— Start —
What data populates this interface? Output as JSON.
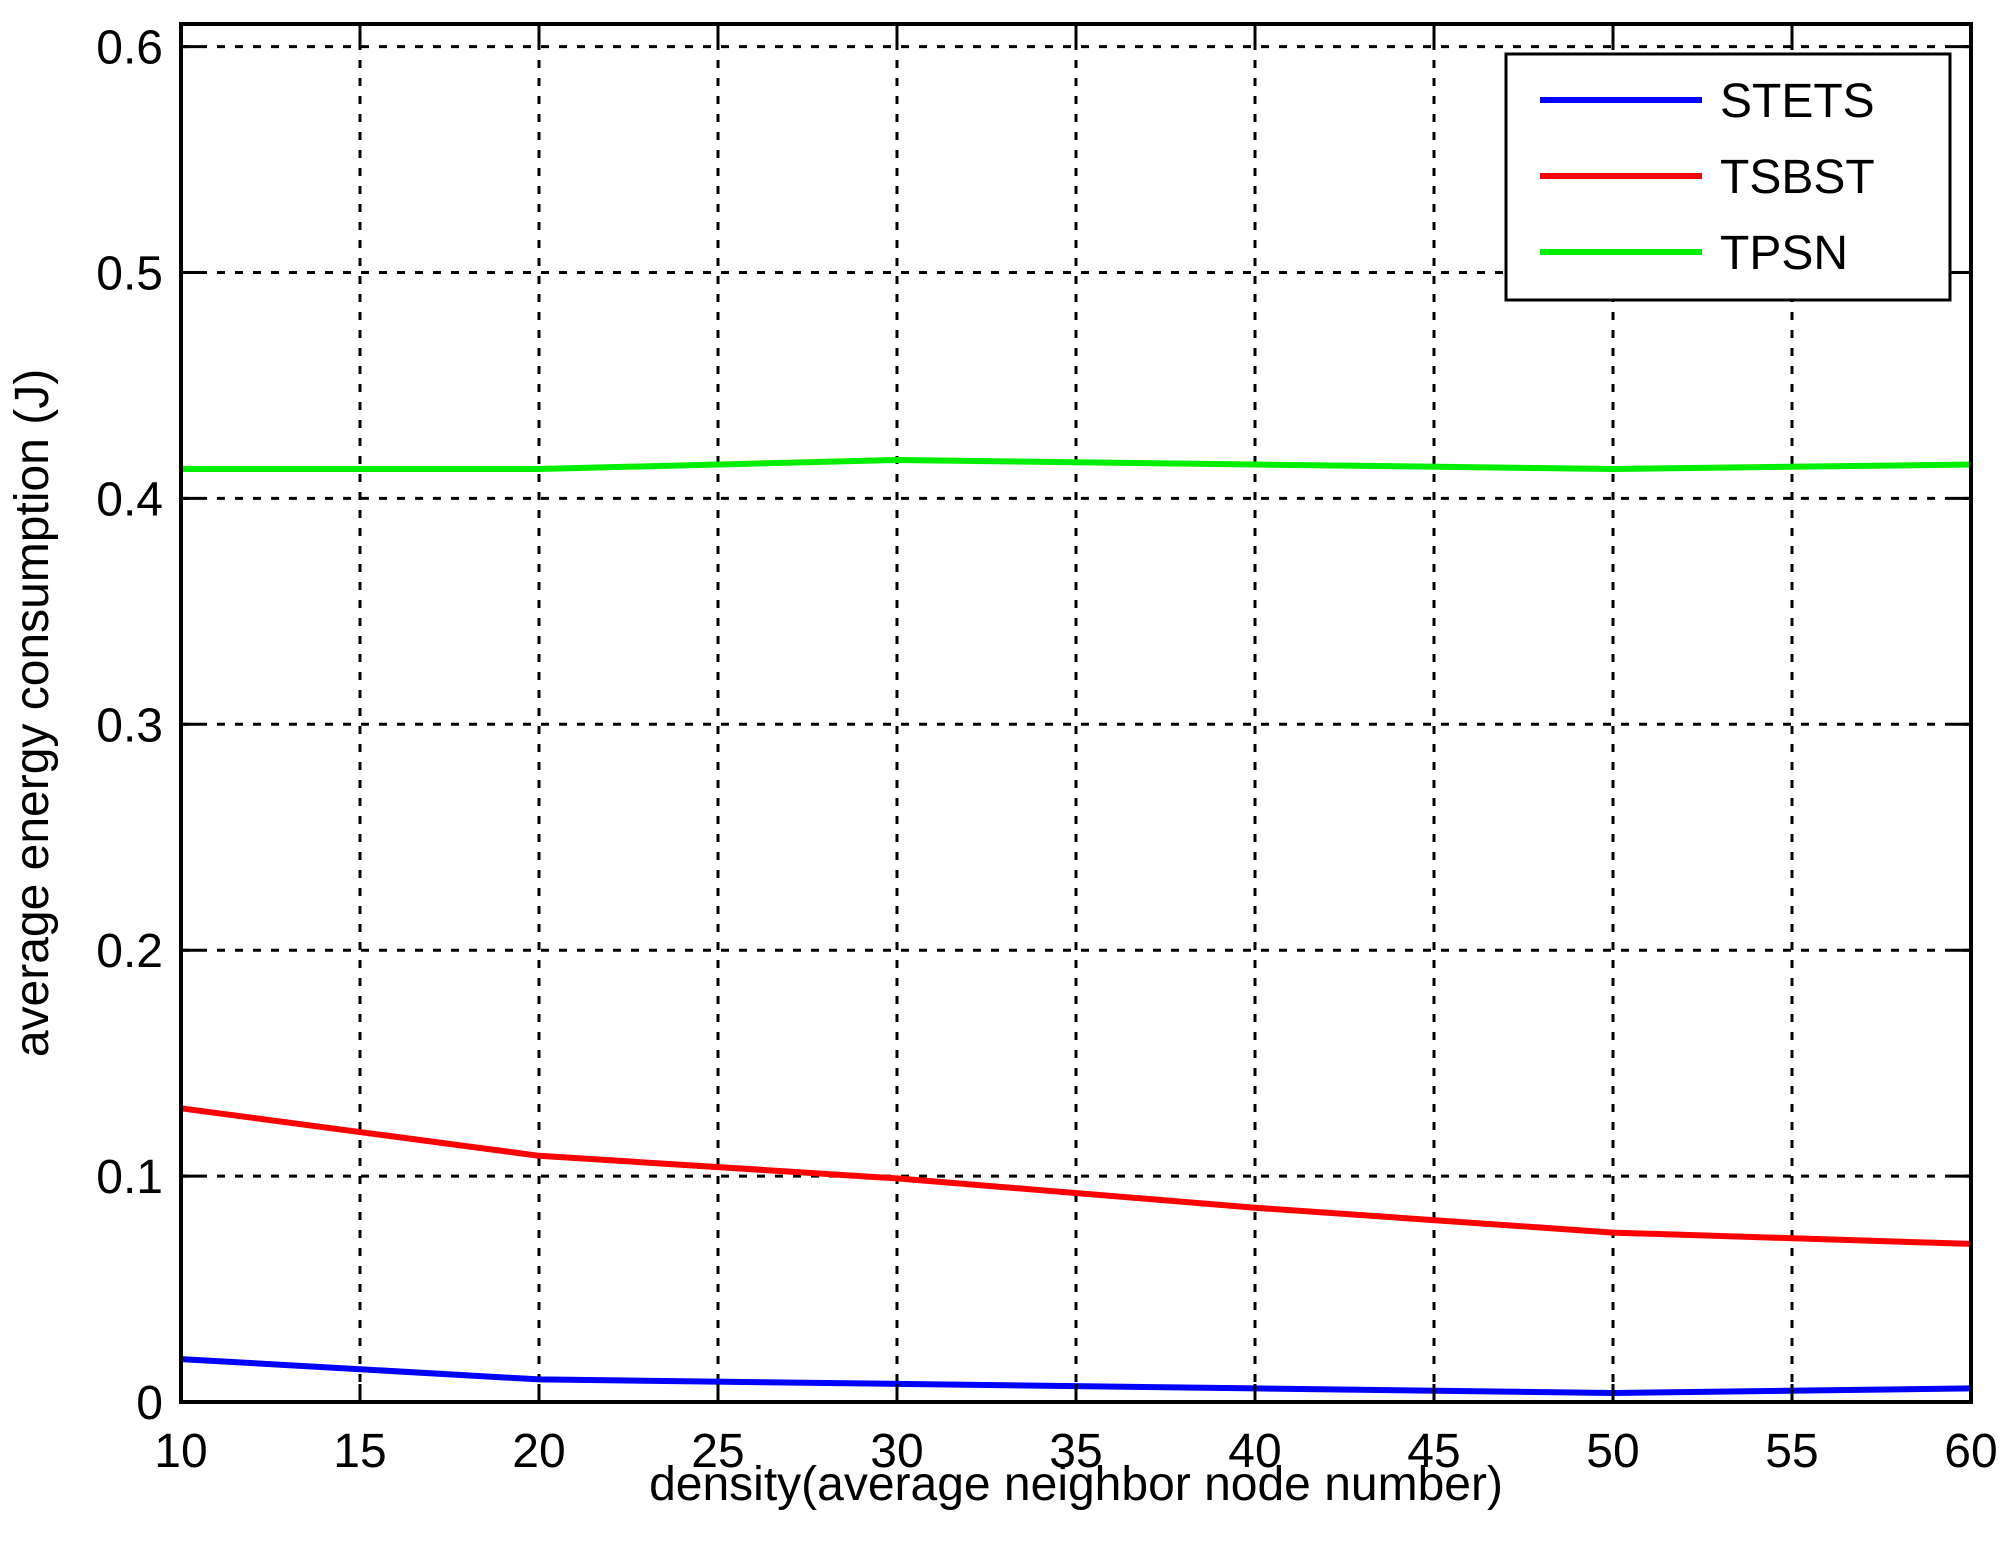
{
  "chart_data": {
    "type": "line",
    "title": "",
    "xlabel": "density(average neighbor node number)",
    "ylabel": "average energy consumption (J)",
    "xlim": [
      10,
      60
    ],
    "ylim": [
      0,
      0.61
    ],
    "xticks": [
      10,
      15,
      20,
      25,
      30,
      35,
      40,
      45,
      50,
      55,
      60
    ],
    "xtick_labels": [
      "10",
      "15",
      "20",
      "25",
      "30",
      "35",
      "40",
      "45",
      "50",
      "55",
      "60"
    ],
    "yticks": [
      0,
      0.1,
      0.2,
      0.3,
      0.4,
      0.5,
      0.6
    ],
    "ytick_labels": [
      "0",
      "0.1",
      "0.2",
      "0.3",
      "0.4",
      "0.5",
      "0.6"
    ],
    "grid": true,
    "legend_position": "top-right",
    "x": [
      10,
      20,
      30,
      40,
      50,
      60
    ],
    "series": [
      {
        "name": "STETS",
        "color": "#0000ff",
        "values": [
          0.019,
          0.01,
          0.008,
          0.006,
          0.004,
          0.006
        ]
      },
      {
        "name": "TSBST",
        "color": "#ff0000",
        "values": [
          0.13,
          0.109,
          0.099,
          0.086,
          0.075,
          0.07
        ]
      },
      {
        "name": "TPSN",
        "color": "#00ee00",
        "values": [
          0.413,
          0.413,
          0.417,
          0.415,
          0.413,
          0.415
        ]
      }
    ]
  }
}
— End —
# THE PROBLEM:
Repeat the material above in full and unchanged, minus its images.

# SOLUTION:
What data populates this interface? Output as JSON.
{
  "chart_data": {
    "type": "line",
    "title": "",
    "xlabel": "density(average neighbor node number)",
    "ylabel": "average energy consumption (J)",
    "xlim": [
      10,
      60
    ],
    "ylim": [
      0,
      0.61
    ],
    "xticks": [
      10,
      15,
      20,
      25,
      30,
      35,
      40,
      45,
      50,
      55,
      60
    ],
    "xtick_labels": [
      "10",
      "15",
      "20",
      "25",
      "30",
      "35",
      "40",
      "45",
      "50",
      "55",
      "60"
    ],
    "yticks": [
      0,
      0.1,
      0.2,
      0.3,
      0.4,
      0.5,
      0.6
    ],
    "ytick_labels": [
      "0",
      "0.1",
      "0.2",
      "0.3",
      "0.4",
      "0.5",
      "0.6"
    ],
    "grid": true,
    "legend_position": "top-right",
    "x": [
      10,
      20,
      30,
      40,
      50,
      60
    ],
    "series": [
      {
        "name": "STETS",
        "color": "#0000ff",
        "values": [
          0.019,
          0.01,
          0.008,
          0.006,
          0.004,
          0.006
        ]
      },
      {
        "name": "TSBST",
        "color": "#ff0000",
        "values": [
          0.13,
          0.109,
          0.099,
          0.086,
          0.075,
          0.07
        ]
      },
      {
        "name": "TPSN",
        "color": "#00ee00",
        "values": [
          0.413,
          0.413,
          0.417,
          0.415,
          0.413,
          0.415
        ]
      }
    ]
  }
}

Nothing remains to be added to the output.